Extracted records:
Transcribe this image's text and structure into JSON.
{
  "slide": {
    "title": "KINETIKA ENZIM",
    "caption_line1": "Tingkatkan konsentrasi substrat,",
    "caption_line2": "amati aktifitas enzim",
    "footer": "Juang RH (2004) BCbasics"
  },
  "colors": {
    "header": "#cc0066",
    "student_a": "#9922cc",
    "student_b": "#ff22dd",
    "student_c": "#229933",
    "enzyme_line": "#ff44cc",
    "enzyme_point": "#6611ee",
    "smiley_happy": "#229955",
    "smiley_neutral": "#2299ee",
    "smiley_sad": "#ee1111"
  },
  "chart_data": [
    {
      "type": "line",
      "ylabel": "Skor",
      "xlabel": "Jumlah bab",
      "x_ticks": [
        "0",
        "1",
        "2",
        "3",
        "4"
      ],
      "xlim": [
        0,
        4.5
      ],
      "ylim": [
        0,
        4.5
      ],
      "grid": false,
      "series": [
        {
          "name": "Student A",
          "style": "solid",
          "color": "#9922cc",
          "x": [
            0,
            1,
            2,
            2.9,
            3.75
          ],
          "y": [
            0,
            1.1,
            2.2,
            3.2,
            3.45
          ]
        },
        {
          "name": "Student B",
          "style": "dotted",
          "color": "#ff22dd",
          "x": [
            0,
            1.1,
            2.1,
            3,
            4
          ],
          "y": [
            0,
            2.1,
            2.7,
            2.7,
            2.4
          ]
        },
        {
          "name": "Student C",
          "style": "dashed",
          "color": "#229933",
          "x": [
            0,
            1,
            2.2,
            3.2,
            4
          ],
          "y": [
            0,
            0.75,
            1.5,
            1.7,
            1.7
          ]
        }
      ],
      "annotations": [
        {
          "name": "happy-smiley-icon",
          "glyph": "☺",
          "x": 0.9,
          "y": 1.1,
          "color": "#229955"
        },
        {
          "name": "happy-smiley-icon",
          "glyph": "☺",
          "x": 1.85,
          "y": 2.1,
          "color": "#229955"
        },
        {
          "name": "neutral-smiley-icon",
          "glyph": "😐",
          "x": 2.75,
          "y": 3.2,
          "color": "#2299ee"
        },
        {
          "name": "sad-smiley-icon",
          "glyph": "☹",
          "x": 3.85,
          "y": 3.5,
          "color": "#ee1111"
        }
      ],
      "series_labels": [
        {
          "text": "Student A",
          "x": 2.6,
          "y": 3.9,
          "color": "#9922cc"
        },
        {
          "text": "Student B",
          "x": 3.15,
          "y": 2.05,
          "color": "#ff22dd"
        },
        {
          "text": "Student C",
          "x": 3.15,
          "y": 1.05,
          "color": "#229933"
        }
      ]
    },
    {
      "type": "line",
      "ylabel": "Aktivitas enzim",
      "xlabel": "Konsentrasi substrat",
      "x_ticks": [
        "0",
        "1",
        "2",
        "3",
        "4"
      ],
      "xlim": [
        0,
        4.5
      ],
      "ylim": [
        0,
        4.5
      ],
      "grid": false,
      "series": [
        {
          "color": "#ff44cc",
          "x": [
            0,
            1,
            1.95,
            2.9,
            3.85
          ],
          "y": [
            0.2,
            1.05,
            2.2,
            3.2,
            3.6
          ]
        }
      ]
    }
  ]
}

Work request: For every entry above, write out an exact copy.

Completed task:
Transcribe this image's text and structure into JSON.
{
  "slide": {
    "title": "KINETIKA ENZIM",
    "caption_line1": "Tingkatkan konsentrasi substrat,",
    "caption_line2": "amati aktifitas enzim",
    "footer": "Juang RH (2004) BCbasics"
  },
  "colors": {
    "header": "#cc0066",
    "student_a": "#9922cc",
    "student_b": "#ff22dd",
    "student_c": "#229933",
    "enzyme_line": "#ff44cc",
    "enzyme_point": "#6611ee",
    "smiley_happy": "#229955",
    "smiley_neutral": "#2299ee",
    "smiley_sad": "#ee1111"
  },
  "chart_data": [
    {
      "type": "line",
      "ylabel": "Skor",
      "xlabel": "Jumlah bab",
      "x_ticks": [
        "0",
        "1",
        "2",
        "3",
        "4"
      ],
      "xlim": [
        0,
        4.5
      ],
      "ylim": [
        0,
        4.5
      ],
      "grid": false,
      "series": [
        {
          "name": "Student A",
          "style": "solid",
          "color": "#9922cc",
          "x": [
            0,
            1,
            2,
            2.9,
            3.75
          ],
          "y": [
            0,
            1.1,
            2.2,
            3.2,
            3.45
          ]
        },
        {
          "name": "Student B",
          "style": "dotted",
          "color": "#ff22dd",
          "x": [
            0,
            1.1,
            2.1,
            3,
            4
          ],
          "y": [
            0,
            2.1,
            2.7,
            2.7,
            2.4
          ]
        },
        {
          "name": "Student C",
          "style": "dashed",
          "color": "#229933",
          "x": [
            0,
            1,
            2.2,
            3.2,
            4
          ],
          "y": [
            0,
            0.75,
            1.5,
            1.7,
            1.7
          ]
        }
      ],
      "annotations": [
        {
          "name": "happy-smiley-icon",
          "glyph": "☺",
          "x": 0.9,
          "y": 1.1,
          "color": "#229955"
        },
        {
          "name": "happy-smiley-icon",
          "glyph": "☺",
          "x": 1.85,
          "y": 2.1,
          "color": "#229955"
        },
        {
          "name": "neutral-smiley-icon",
          "glyph": "😐",
          "x": 2.75,
          "y": 3.2,
          "color": "#2299ee"
        },
        {
          "name": "sad-smiley-icon",
          "glyph": "☹",
          "x": 3.85,
          "y": 3.5,
          "color": "#ee1111"
        }
      ],
      "series_labels": [
        {
          "text": "Student A",
          "x": 2.6,
          "y": 3.9,
          "color": "#9922cc"
        },
        {
          "text": "Student B",
          "x": 3.15,
          "y": 2.05,
          "color": "#ff22dd"
        },
        {
          "text": "Student C",
          "x": 3.15,
          "y": 1.05,
          "color": "#229933"
        }
      ]
    },
    {
      "type": "line",
      "ylabel": "Aktivitas enzim",
      "xlabel": "Konsentrasi substrat",
      "x_ticks": [
        "0",
        "1",
        "2",
        "3",
        "4"
      ],
      "xlim": [
        0,
        4.5
      ],
      "ylim": [
        0,
        4.5
      ],
      "grid": false,
      "series": [
        {
          "color": "#ff44cc",
          "x": [
            0,
            1,
            1.95,
            2.9,
            3.85
          ],
          "y": [
            0.2,
            1.05,
            2.2,
            3.2,
            3.6
          ]
        }
      ]
    }
  ]
}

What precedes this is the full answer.